• WRITTEN PROBLEM: Every entry needs to be reproduced exactly.

□ □ □ □ □

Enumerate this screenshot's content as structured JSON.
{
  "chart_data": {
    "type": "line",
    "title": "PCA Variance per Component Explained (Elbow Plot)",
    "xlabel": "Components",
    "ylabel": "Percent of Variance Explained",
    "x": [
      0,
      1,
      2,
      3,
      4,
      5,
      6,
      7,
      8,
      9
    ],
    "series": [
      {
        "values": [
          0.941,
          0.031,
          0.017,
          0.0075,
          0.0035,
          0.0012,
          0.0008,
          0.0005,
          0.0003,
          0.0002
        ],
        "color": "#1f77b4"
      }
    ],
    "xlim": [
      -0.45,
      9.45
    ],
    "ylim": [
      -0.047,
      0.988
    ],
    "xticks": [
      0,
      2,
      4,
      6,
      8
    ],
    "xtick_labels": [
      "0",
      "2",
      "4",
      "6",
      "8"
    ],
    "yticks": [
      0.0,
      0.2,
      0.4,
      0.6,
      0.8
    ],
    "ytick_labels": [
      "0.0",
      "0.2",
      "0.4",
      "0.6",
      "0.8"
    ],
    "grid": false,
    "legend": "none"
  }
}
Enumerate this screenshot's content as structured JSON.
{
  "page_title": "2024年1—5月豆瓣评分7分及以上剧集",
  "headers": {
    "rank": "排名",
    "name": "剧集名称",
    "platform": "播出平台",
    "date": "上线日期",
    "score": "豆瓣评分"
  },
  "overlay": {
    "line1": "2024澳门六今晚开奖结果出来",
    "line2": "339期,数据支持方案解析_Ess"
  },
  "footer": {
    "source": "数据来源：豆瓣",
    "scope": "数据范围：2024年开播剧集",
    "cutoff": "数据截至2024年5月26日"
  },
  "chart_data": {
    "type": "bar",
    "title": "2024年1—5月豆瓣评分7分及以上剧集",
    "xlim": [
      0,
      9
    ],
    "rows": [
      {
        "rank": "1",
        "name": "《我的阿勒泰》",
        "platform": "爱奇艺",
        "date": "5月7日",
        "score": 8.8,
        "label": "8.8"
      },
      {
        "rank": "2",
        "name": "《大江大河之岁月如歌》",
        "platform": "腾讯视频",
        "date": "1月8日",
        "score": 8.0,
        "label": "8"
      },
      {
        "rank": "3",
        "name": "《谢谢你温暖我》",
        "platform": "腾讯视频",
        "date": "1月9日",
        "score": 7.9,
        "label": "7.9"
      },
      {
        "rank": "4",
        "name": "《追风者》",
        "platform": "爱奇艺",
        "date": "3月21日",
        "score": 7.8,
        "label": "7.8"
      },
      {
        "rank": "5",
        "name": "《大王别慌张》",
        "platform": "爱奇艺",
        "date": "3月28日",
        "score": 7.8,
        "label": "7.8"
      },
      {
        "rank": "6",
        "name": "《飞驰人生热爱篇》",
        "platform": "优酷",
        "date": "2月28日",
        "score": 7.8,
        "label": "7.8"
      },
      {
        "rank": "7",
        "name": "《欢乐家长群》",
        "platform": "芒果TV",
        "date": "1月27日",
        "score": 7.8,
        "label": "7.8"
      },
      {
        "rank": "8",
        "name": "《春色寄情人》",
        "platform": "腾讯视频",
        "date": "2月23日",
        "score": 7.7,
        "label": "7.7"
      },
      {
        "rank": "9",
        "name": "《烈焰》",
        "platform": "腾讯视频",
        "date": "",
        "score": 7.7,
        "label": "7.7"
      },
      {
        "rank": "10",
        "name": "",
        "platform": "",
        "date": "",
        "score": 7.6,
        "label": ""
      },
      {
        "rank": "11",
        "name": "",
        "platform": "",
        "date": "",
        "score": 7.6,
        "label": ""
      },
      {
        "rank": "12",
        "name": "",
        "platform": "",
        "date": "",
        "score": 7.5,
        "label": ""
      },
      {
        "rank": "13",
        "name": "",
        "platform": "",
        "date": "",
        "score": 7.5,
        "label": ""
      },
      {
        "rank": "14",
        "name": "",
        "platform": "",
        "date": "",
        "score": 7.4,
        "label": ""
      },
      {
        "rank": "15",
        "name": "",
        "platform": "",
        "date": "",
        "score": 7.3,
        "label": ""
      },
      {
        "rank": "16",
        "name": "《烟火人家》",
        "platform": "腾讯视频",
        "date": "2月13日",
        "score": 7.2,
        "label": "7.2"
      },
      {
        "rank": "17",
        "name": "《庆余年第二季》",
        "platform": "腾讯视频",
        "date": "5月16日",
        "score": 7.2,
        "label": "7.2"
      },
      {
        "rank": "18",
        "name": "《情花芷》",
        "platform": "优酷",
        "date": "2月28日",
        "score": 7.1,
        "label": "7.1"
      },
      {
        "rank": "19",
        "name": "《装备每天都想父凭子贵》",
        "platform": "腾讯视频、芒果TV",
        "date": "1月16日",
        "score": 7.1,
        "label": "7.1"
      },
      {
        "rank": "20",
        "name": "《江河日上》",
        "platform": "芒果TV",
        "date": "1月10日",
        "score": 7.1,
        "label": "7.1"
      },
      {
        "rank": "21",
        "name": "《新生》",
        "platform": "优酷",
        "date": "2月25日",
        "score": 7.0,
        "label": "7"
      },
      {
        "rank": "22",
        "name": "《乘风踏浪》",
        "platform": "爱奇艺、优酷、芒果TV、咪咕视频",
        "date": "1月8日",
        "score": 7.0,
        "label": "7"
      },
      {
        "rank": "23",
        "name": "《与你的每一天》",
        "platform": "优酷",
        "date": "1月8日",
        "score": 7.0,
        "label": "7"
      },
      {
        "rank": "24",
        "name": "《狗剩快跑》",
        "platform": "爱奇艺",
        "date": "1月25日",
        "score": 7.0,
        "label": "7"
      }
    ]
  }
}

□ □ □ □ □

• RESULT OF THIS EXERCISE:
Enumerate this screenshot's content as structured JSON.
{
  "chart_data": {
    "type": "line",
    "title": "PCA Variance per Component Explained (Elbow Plot)",
    "xlabel": "Components",
    "ylabel": "Percent of Variance Explained",
    "x": [
      0,
      1,
      2,
      3,
      4,
      5,
      6,
      7,
      8,
      9
    ],
    "series": [
      {
        "values": [
          0.941,
          0.031,
          0.017,
          0.0075,
          0.0035,
          0.0012,
          0.0008,
          0.0005,
          0.0003,
          0.0002
        ],
        "color": "#1f77b4"
      }
    ],
    "xlim": [
      -0.45,
      9.45
    ],
    "ylim": [
      -0.047,
      0.988
    ],
    "xticks": [
      0,
      2,
      4,
      6,
      8
    ],
    "xtick_labels": [
      "0",
      "2",
      "4",
      "6",
      "8"
    ],
    "yticks": [
      0.0,
      0.2,
      0.4,
      0.6,
      0.8
    ],
    "ytick_labels": [
      "0.0",
      "0.2",
      "0.4",
      "0.6",
      "0.8"
    ],
    "grid": false,
    "legend": "none"
  }
}
Enumerate this screenshot's content as structured JSON.
{
  "page_title": "2024年1—5月豆瓣评分7分及以上剧集",
  "headers": {
    "rank": "排名",
    "name": "剧集名称",
    "platform": "播出平台",
    "date": "上线日期",
    "score": "豆瓣评分"
  },
  "overlay": {
    "line1": "2024澳门六今晚开奖结果出来",
    "line2": "339期,数据支持方案解析_Ess"
  },
  "footer": {
    "source": "数据来源：豆瓣",
    "scope": "数据范围：2024年开播剧集",
    "cutoff": "数据截至2024年5月26日"
  },
  "chart_data": {
    "type": "bar",
    "title": "2024年1—5月豆瓣评分7分及以上剧集",
    "xlim": [
      0,
      9
    ],
    "rows": [
      {
        "rank": "1",
        "name": "《我的阿勒泰》",
        "platform": "爱奇艺",
        "date": "5月7日",
        "score": 8.8,
        "label": "8.8"
      },
      {
        "rank": "2",
        "name": "《大江大河之岁月如歌》",
        "platform": "腾讯视频",
        "date": "1月8日",
        "score": 8.0,
        "label": "8"
      },
      {
        "rank": "3",
        "name": "《谢谢你温暖我》",
        "platform": "腾讯视频",
        "date": "1月9日",
        "score": 7.9,
        "label": "7.9"
      },
      {
        "rank": "4",
        "name": "《追风者》",
        "platform": "爱奇艺",
        "date": "3月21日",
        "score": 7.8,
        "label": "7.8"
      },
      {
        "rank": "5",
        "name": "《大王别慌张》",
        "platform": "爱奇艺",
        "date": "3月28日",
        "score": 7.8,
        "label": "7.8"
      },
      {
        "rank": "6",
        "name": "《飞驰人生热爱篇》",
        "platform": "优酷",
        "date": "2月28日",
        "score": 7.8,
        "label": "7.8"
      },
      {
        "rank": "7",
        "name": "《欢乐家长群》",
        "platform": "芒果TV",
        "date": "1月27日",
        "score": 7.8,
        "label": "7.8"
      },
      {
        "rank": "8",
        "name": "《春色寄情人》",
        "platform": "腾讯视频",
        "date": "2月23日",
        "score": 7.7,
        "label": "7.7"
      },
      {
        "rank": "9",
        "name": "《烈焰》",
        "platform": "腾讯视频",
        "date": "",
        "score": 7.7,
        "label": "7.7"
      },
      {
        "rank": "10",
        "name": "",
        "platform": "",
        "date": "",
        "score": 7.6,
        "label": ""
      },
      {
        "rank": "11",
        "name": "",
        "platform": "",
        "date": "",
        "score": 7.6,
        "label": ""
      },
      {
        "rank": "12",
        "name": "",
        "platform": "",
        "date": "",
        "score": 7.5,
        "label": ""
      },
      {
        "rank": "13",
        "name": "",
        "platform": "",
        "date": "",
        "score": 7.5,
        "label": ""
      },
      {
        "rank": "14",
        "name": "",
        "platform": "",
        "date": "",
        "score": 7.4,
        "label": ""
      },
      {
        "rank": "15",
        "name": "",
        "platform": "",
        "date": "",
        "score": 7.3,
        "label": ""
      },
      {
        "rank": "16",
        "name": "《烟火人家》",
        "platform": "腾讯视频",
        "date": "2月13日",
        "score": 7.2,
        "label": "7.2"
      },
      {
        "rank": "17",
        "name": "《庆余年第二季》",
        "platform": "腾讯视频",
        "date": "5月16日",
        "score": 7.2,
        "label": "7.2"
      },
      {
        "rank": "18",
        "name": "《情花芷》",
        "platform": "优酷",
        "date": "2月28日",
        "score": 7.1,
        "label": "7.1"
      },
      {
        "rank": "19",
        "name": "《装备每天都想父凭子贵》",
        "platform": "腾讯视频、芒果TV",
        "date": "1月16日",
        "score": 7.1,
        "label": "7.1"
      },
      {
        "rank": "20",
        "name": "《江河日上》",
        "platform": "芒果TV",
        "date": "1月10日",
        "score": 7.1,
        "label": "7.1"
      },
      {
        "rank": "21",
        "name": "《新生》",
        "platform": "优酷",
        "date": "2月25日",
        "score": 7.0,
        "label": "7"
      },
      {
        "rank": "22",
        "name": "《乘风踏浪》",
        "platform": "爱奇艺、优酷、芒果TV、咪咕视频",
        "date": "1月8日",
        "score": 7.0,
        "label": "7"
      },
      {
        "rank": "23",
        "name": "《与你的每一天》",
        "platform": "优酷",
        "date": "1月8日",
        "score": 7.0,
        "label": "7"
      },
      {
        "rank": "24",
        "name": "《狗剩快跑》",
        "platform": "爱奇艺",
        "date": "1月25日",
        "score": 7.0,
        "label": "7"
      }
    ]
  }
}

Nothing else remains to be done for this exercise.